- _What is expected_: Transcribe the material in full. Nothing should differ except that the pictures are left out.

>> BEGIN

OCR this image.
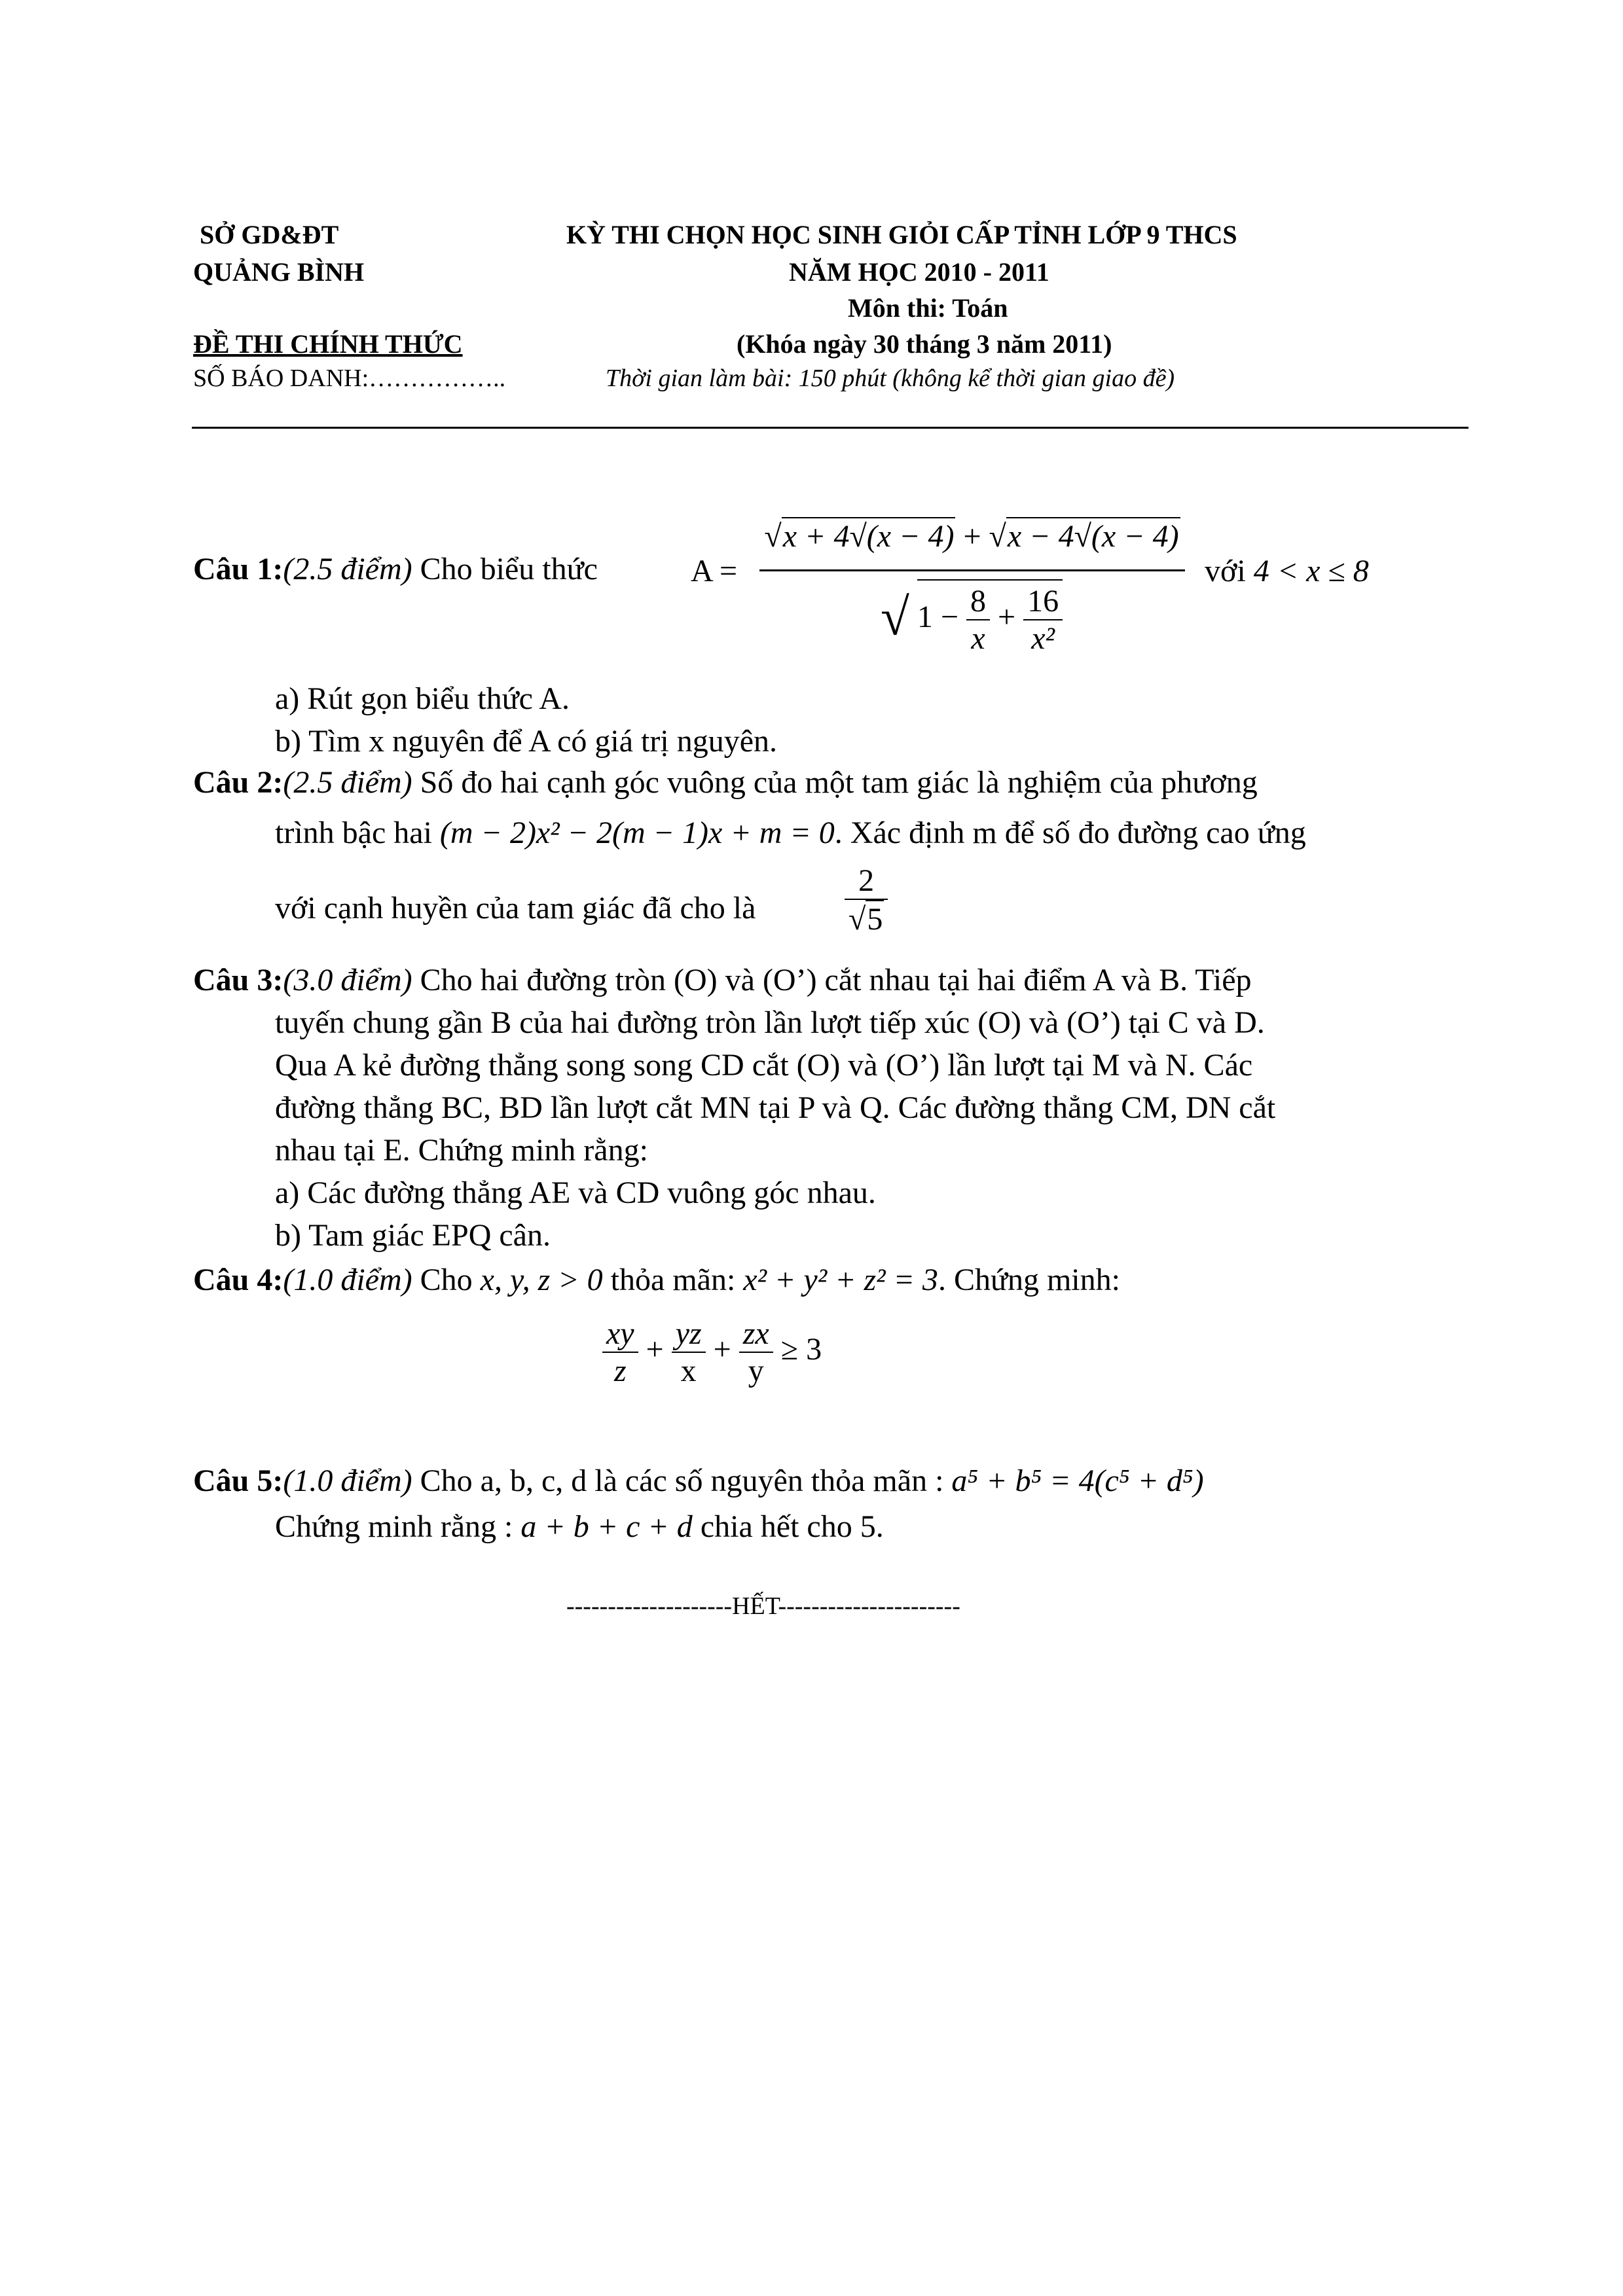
SỞ GD&ĐT
QUẢNG BÌNH
ĐỀ THI CHÍNH THỨC
SỐ BÁO DANH:……………..
KỲ THI CHỌN HỌC SINH GIỎI CẤP TỈNH LỚP 9 THCS
NĂM HỌC 2010 - 2011
Môn thi: Toán
(Khóa ngày 30 tháng 3 năm 2011)
Thời gian làm bài: 150 phút (không kể thời gian giao đề)
Câu 1:(2.5 điểm) Cho biểu thức	A =
√x + 4√(x − 4) + √x − 4√(x − 4)
√ $1 - \frac{8}{x} + \frac{16}{\text{x²}}$
với 4 < x ≤ 8
a) Rút gọn biểu thức A.
b) Tìm x nguyên để A có giá trị nguyên.
Câu 2:(2.5 điểm) Số đo hai cạnh góc vuông của một tam giác là nghiệm của phương
trình bậc hai (m − 2)x² − 2(m − 1)x + m = 0. Xác định m để số đo đường cao ứng
với cạnh huyền của tam giác đã cho là	$\frac{2}{√5}$
Câu 3:(3.0 điểm) Cho hai đường tròn (O) và (O’) cắt nhau tại hai điểm A và B. Tiếp
tuyến chung gần B của hai đường tròn lần lượt tiếp xúc (O) và (O’) tại C và D.
Qua A kẻ đường thẳng song song CD cắt (O) và (O’) lần lượt tại M và N. Các
đường thẳng BC, BD lần lượt cắt MN tại P và Q. Các đường thẳng CM, DN cắt
nhau tại E. Chứng minh rằng:
a) Các đường thẳng AE và CD vuông góc nhau.
b) Tam giác EPQ cân.
Câu 4:(1.0 điểm) Cho x, y, z > 0 thỏa mãn: x² + y² + z² = 3. Chứng minh:
$\frac{xy}{z} + \frac{yz}{x} + \frac{zx}{y} \ge 3$
Câu 5:(1.0 điểm) Cho a, b, c, d là các số nguyên thỏa mãn : a⁵ + b⁵ = 4(c⁵ + d⁵)
Chứng minh rằng : a + b + c + d chia hết cho 5.
--------------------HẾT----------------------
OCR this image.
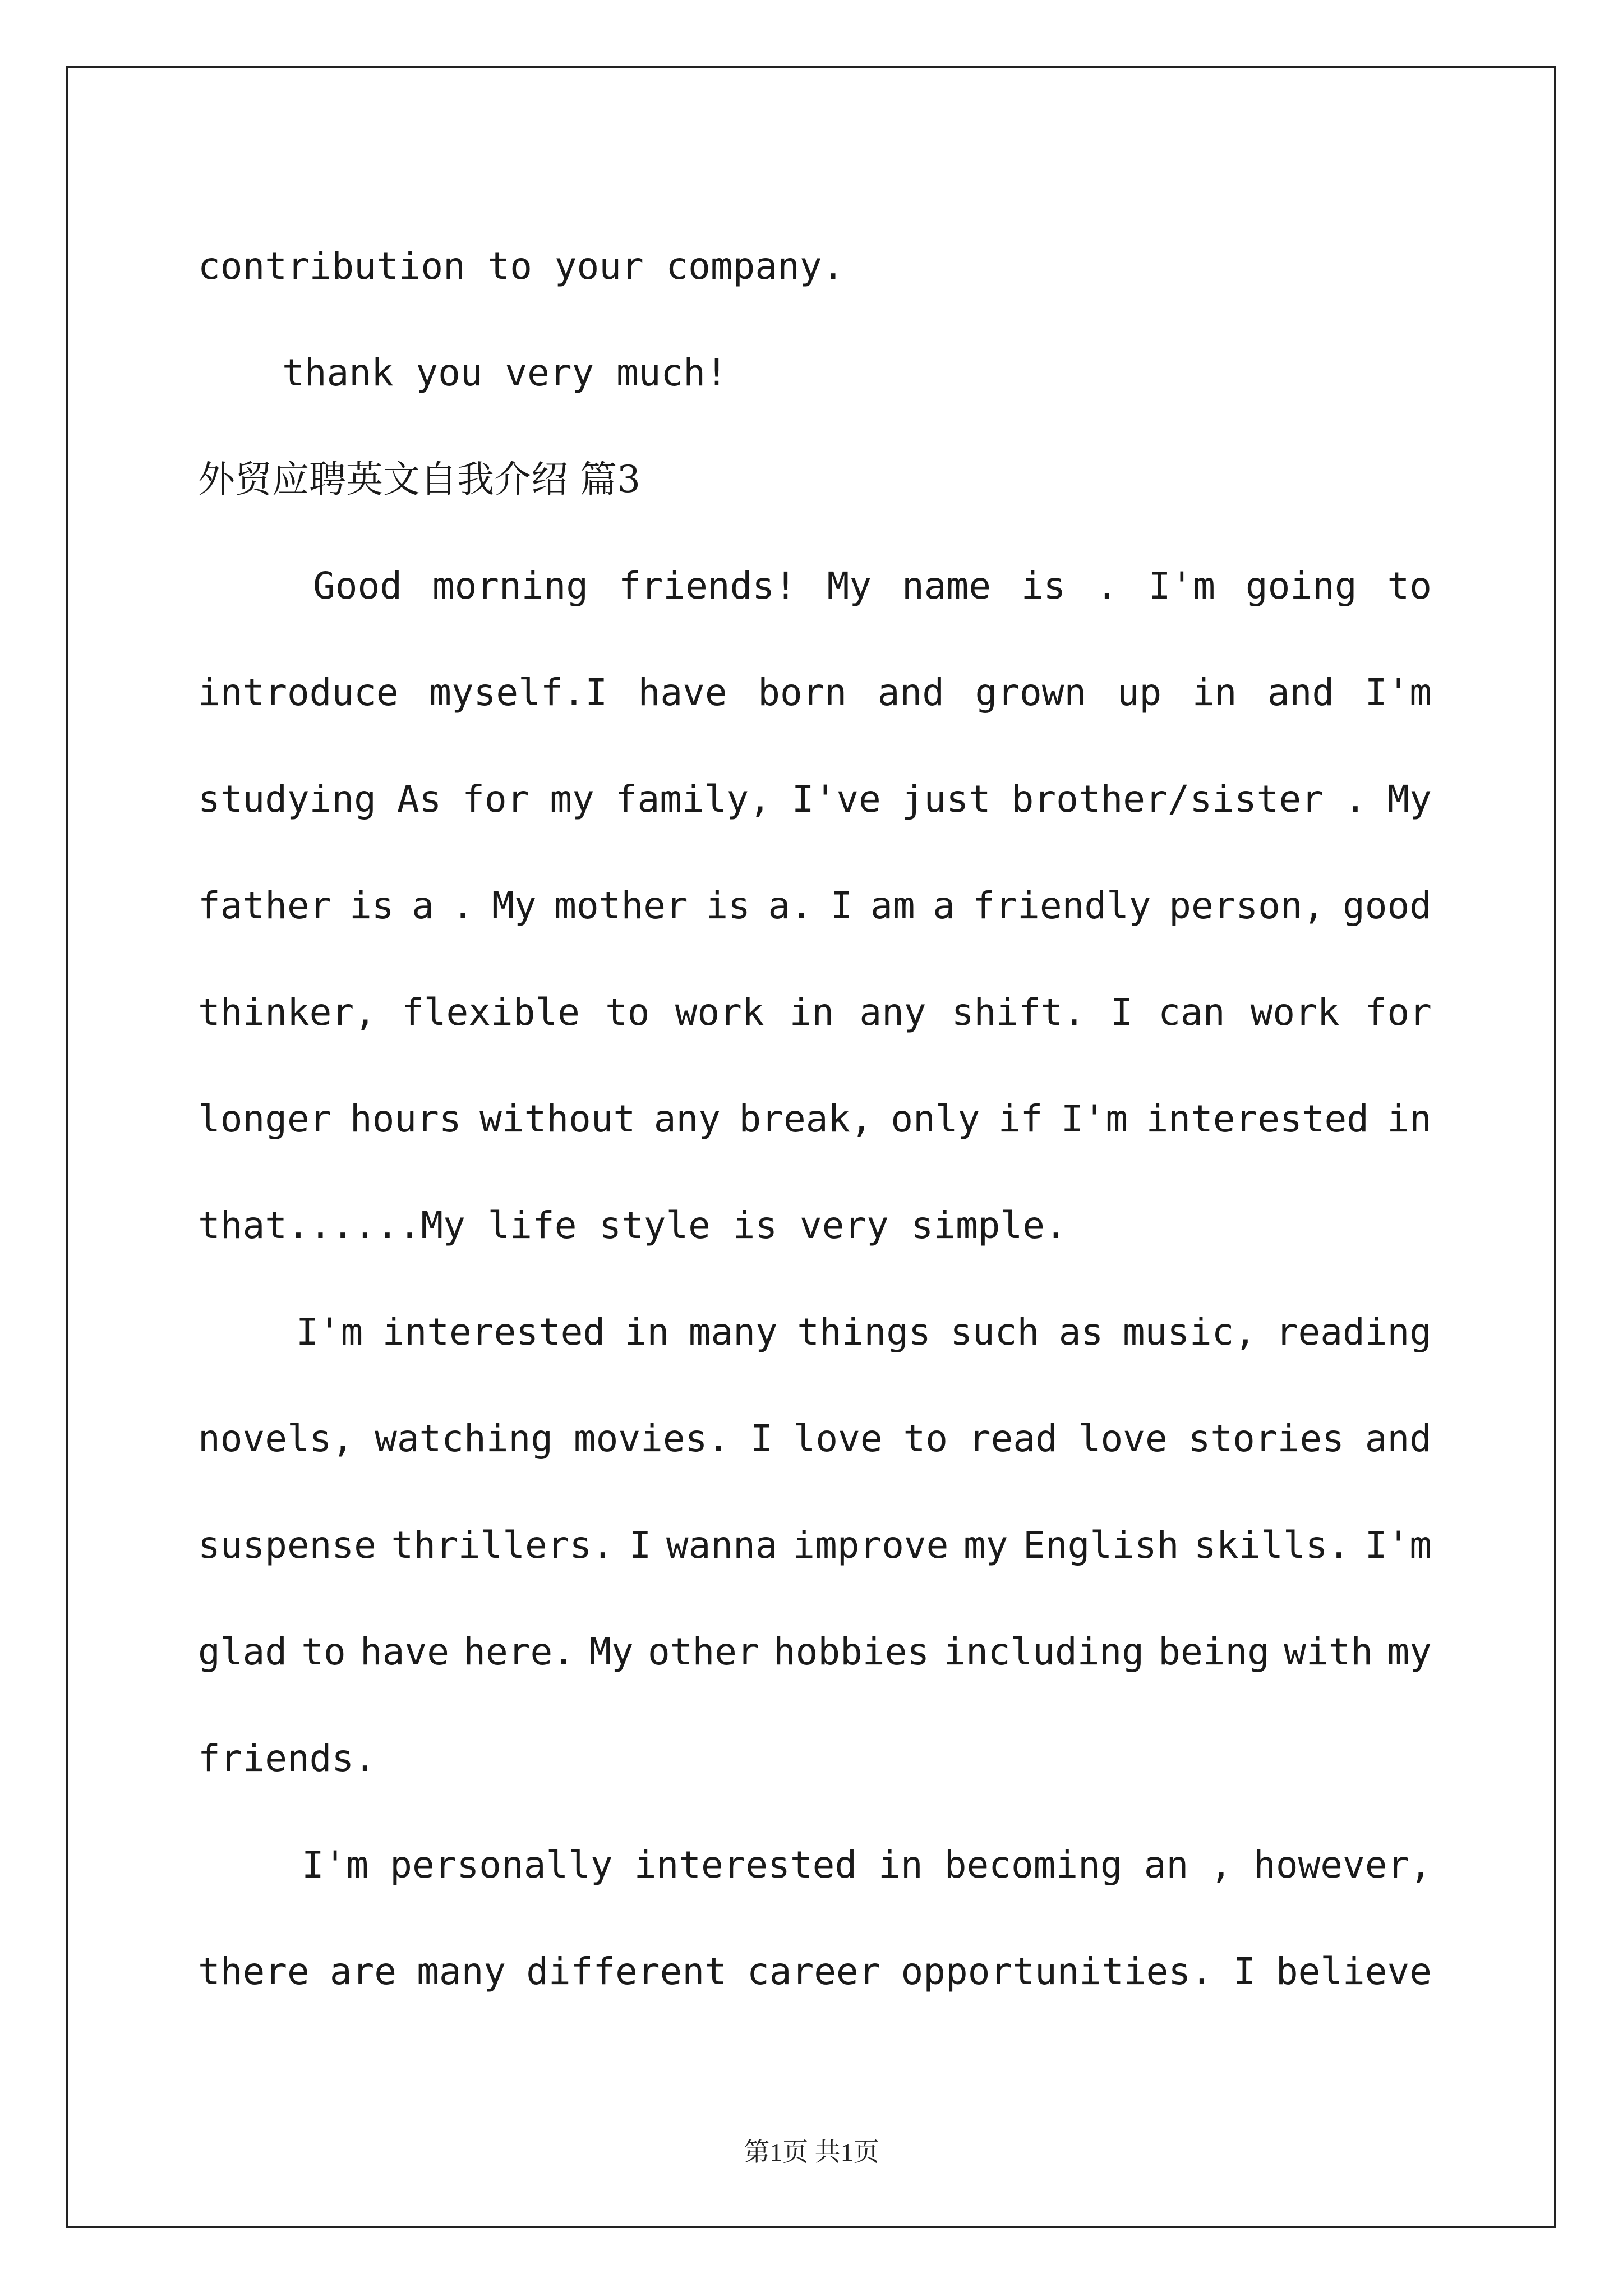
contribution to your company.
thank you very much!
外贸应聘英文自我介绍 篇3
Good morning friends! My name is . I'm going to
introduce myself.I have born and grown up in and I'm
studying As for my family, I've just brother/sister . My
father is a . My mother is a. I am a friendly person, good
thinker, flexible to work in any shift. I can work for
longer hours without any break, only if I'm interested in
that......My life style is very simple.
I'm interested in many things such as music, reading
novels, watching movies. I love to read love stories and
suspense thrillers. I wanna improve my English skills. I'm
glad to have here. My other hobbies including being with my
friends.
I'm personally interested in becoming an , however,
there are many different career opportunities. I believe
第1页 共1页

>> END

- _Task response_:
OCR this image.
SỞ GD&ĐT
QUẢNG BÌNH
ĐỀ THI CHÍNH THỨC
SỐ BÁO DANH:……………..
KỲ THI CHỌN HỌC SINH GIỎI CẤP TỈNH LỚP 9 THCS
NĂM HỌC 2010 - 2011
Môn thi: Toán
(Khóa ngày 30 tháng 3 năm 2011)
Thời gian làm bài: 150 phút (không kể thời gian giao đề)
Câu 1:(2.5 điểm) Cho biểu thức	A =
√x + 4√(x − 4) + √x − 4√(x − 4)
√ $1 - \frac{8}{x} + \frac{16}{\text{x²}}$
với 4 < x ≤ 8
a) Rút gọn biểu thức A.
b) Tìm x nguyên để A có giá trị nguyên.
Câu 2:(2.5 điểm) Số đo hai cạnh góc vuông của một tam giác là nghiệm của phương
trình bậc hai (m − 2)x² − 2(m − 1)x + m = 0. Xác định m để số đo đường cao ứng
với cạnh huyền của tam giác đã cho là	$\frac{2}{√5}$
Câu 3:(3.0 điểm) Cho hai đường tròn (O) và (O’) cắt nhau tại hai điểm A và B. Tiếp
tuyến chung gần B của hai đường tròn lần lượt tiếp xúc (O) và (O’) tại C và D.
Qua A kẻ đường thẳng song song CD cắt (O) và (O’) lần lượt tại M và N. Các
đường thẳng BC, BD lần lượt cắt MN tại P và Q. Các đường thẳng CM, DN cắt
nhau tại E. Chứng minh rằng:
a) Các đường thẳng AE và CD vuông góc nhau.
b) Tam giác EPQ cân.
Câu 4:(1.0 điểm) Cho x, y, z > 0 thỏa mãn: x² + y² + z² = 3. Chứng minh:
$\frac{xy}{z} + \frac{yz}{x} + \frac{zx}{y} \ge 3$
Câu 5:(1.0 điểm) Cho a, b, c, d là các số nguyên thỏa mãn : a⁵ + b⁵ = 4(c⁵ + d⁵)
Chứng minh rằng : a + b + c + d chia hết cho 5.
--------------------HẾT----------------------
OCR this image.
contribution to your company.
thank you very much!
外贸应聘英文自我介绍 篇3
Good morning friends! My name is . I'm going to
introduce myself.I have born and grown up in and I'm
studying As for my family, I've just brother/sister . My
father is a . My mother is a. I am a friendly person, good
thinker, flexible to work in any shift. I can work for
longer hours without any break, only if I'm interested in
that......My life style is very simple.
I'm interested in many things such as music, reading
novels, watching movies. I love to read love stories and
suspense thrillers. I wanna improve my English skills. I'm
glad to have here. My other hobbies including being with my
friends.
I'm personally interested in becoming an , however,
there are many different career opportunities. I believe
第1页 共1页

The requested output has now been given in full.